DATA FOR THE TASK.
++++++++
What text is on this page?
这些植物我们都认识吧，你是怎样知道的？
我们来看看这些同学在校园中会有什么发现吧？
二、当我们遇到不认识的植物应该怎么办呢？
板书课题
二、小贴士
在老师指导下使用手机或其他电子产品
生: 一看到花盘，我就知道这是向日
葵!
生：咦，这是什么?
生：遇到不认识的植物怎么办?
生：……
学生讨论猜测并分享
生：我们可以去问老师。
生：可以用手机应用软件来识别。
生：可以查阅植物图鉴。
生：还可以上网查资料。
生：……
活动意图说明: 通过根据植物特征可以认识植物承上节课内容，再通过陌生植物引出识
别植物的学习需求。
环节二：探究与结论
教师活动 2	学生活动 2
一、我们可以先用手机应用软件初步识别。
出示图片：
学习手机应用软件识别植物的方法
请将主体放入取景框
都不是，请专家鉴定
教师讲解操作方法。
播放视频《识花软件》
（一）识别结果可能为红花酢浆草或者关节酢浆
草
++++++++
TASK INSTRUCTIONS.
Write the material out exactly, with nothing left out.

THE ANSWER.
What text is on this page?
这些植物我们都认识吧，你是怎样知道的？
我们来看看这些同学在校园中会有什么发现吧？
二、当我们遇到不认识的植物应该怎么办呢？
板书课题
二、小贴士
在老师指导下使用手机或其他电子产品
生: 一看到花盘，我就知道这是向日
葵!
生：咦，这是什么?
生：遇到不认识的植物怎么办?
生：……
学生讨论猜测并分享
生：我们可以去问老师。
生：可以用手机应用软件来识别。
生：可以查阅植物图鉴。
生：还可以上网查资料。
生：……
活动意图说明: 通过根据植物特征可以认识植物承上节课内容，再通过陌生植物引出识
别植物的学习需求。
环节二：探究与结论
教师活动 2	学生活动 2
一、我们可以先用手机应用软件初步识别。
出示图片：
学习手机应用软件识别植物的方法
请将主体放入取景框
都不是，请专家鉴定
教师讲解操作方法。
播放视频《识花软件》
（一）识别结果可能为红花酢浆草或者关节酢浆
草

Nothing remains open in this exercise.